Reply with one number only: the count of lines below that contain the word "selects".

[Dataset records]
— Begin —

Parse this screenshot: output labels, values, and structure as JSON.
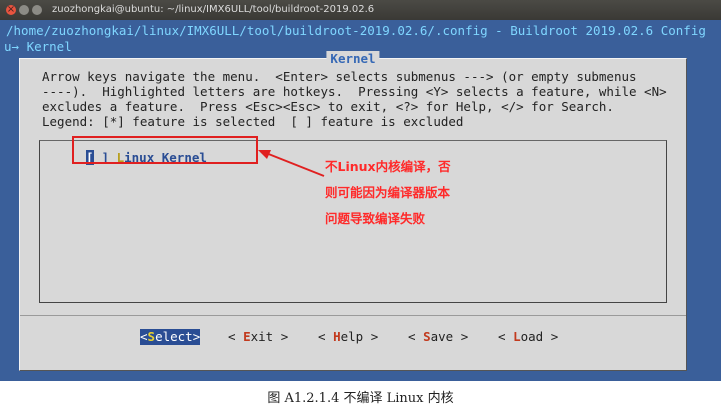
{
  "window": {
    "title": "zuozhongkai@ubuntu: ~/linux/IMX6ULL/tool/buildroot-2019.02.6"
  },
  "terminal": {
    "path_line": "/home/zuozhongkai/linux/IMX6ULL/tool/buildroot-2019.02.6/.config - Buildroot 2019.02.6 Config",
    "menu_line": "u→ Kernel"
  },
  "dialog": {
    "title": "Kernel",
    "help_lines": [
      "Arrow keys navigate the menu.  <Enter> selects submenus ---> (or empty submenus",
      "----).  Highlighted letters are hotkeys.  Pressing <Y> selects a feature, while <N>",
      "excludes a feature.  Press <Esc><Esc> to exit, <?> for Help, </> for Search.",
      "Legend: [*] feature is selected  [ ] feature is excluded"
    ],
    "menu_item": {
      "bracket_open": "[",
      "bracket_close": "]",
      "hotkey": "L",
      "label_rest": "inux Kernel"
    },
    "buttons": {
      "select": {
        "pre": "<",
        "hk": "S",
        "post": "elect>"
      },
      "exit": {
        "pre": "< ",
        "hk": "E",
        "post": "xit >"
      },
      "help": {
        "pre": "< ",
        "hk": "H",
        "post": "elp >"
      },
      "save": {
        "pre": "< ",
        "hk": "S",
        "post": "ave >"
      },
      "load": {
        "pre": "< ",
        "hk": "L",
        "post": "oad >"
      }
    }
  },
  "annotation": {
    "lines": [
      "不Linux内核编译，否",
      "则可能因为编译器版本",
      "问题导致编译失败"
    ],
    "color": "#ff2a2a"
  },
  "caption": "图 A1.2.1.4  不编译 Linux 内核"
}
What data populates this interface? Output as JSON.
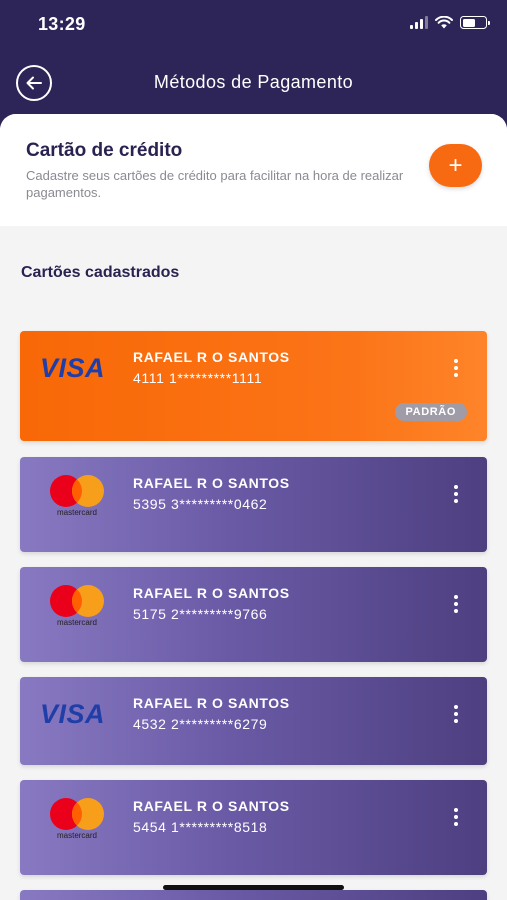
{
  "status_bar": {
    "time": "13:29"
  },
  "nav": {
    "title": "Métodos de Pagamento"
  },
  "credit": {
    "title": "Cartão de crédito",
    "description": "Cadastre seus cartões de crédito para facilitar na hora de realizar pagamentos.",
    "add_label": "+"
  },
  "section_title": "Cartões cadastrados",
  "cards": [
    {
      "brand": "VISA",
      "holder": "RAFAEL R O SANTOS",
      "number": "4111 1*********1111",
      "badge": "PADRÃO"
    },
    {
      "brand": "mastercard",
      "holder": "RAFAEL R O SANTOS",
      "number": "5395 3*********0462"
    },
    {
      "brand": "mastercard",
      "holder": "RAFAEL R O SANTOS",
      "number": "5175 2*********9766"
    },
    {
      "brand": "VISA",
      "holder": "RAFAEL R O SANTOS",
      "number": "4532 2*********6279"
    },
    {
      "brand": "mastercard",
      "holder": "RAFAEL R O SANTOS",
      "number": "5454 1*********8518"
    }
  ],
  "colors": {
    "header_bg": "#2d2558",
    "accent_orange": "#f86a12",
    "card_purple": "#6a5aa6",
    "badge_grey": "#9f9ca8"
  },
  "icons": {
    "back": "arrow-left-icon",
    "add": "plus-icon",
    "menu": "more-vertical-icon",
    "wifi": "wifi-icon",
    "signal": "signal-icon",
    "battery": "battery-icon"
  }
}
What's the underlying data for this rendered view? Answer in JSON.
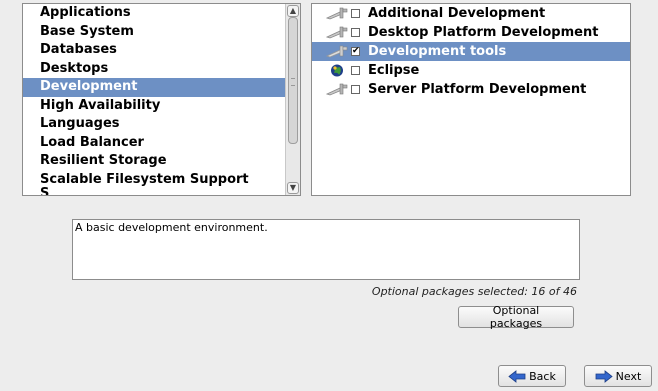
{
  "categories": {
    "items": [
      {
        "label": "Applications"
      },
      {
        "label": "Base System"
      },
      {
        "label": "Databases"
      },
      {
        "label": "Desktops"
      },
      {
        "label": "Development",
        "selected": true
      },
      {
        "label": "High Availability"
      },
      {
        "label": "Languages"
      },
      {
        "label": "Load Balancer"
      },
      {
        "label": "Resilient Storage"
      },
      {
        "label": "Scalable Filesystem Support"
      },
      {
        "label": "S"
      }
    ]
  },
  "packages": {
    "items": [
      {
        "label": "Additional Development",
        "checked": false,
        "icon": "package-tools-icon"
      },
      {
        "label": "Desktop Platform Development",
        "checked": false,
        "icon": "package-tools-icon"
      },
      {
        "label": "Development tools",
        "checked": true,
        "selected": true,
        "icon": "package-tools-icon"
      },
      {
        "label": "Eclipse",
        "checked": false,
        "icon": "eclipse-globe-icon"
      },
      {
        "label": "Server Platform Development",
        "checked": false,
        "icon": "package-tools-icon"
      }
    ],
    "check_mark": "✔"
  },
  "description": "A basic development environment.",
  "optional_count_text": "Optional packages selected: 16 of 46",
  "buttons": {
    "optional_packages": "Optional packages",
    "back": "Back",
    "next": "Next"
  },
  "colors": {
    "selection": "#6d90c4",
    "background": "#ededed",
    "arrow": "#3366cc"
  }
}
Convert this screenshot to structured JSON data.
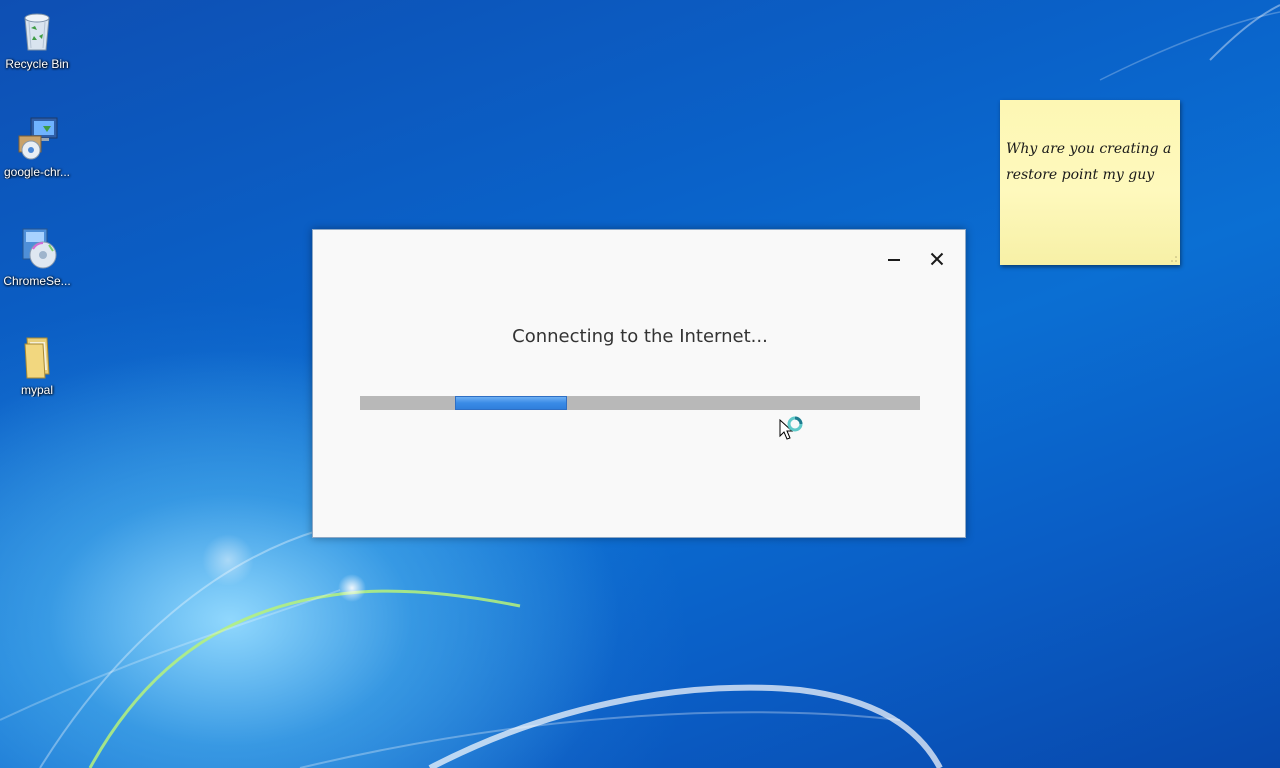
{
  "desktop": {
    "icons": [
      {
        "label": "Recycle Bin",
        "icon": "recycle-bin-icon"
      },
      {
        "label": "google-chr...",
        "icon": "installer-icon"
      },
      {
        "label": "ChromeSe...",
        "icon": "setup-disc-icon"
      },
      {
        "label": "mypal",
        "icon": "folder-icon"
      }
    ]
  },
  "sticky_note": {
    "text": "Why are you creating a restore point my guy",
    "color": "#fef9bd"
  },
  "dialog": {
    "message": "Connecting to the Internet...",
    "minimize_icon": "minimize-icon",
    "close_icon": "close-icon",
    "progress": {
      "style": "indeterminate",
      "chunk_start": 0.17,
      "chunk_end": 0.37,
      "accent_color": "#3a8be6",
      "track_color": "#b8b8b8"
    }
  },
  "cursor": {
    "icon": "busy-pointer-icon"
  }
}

— End —

Solution to this exercise: 2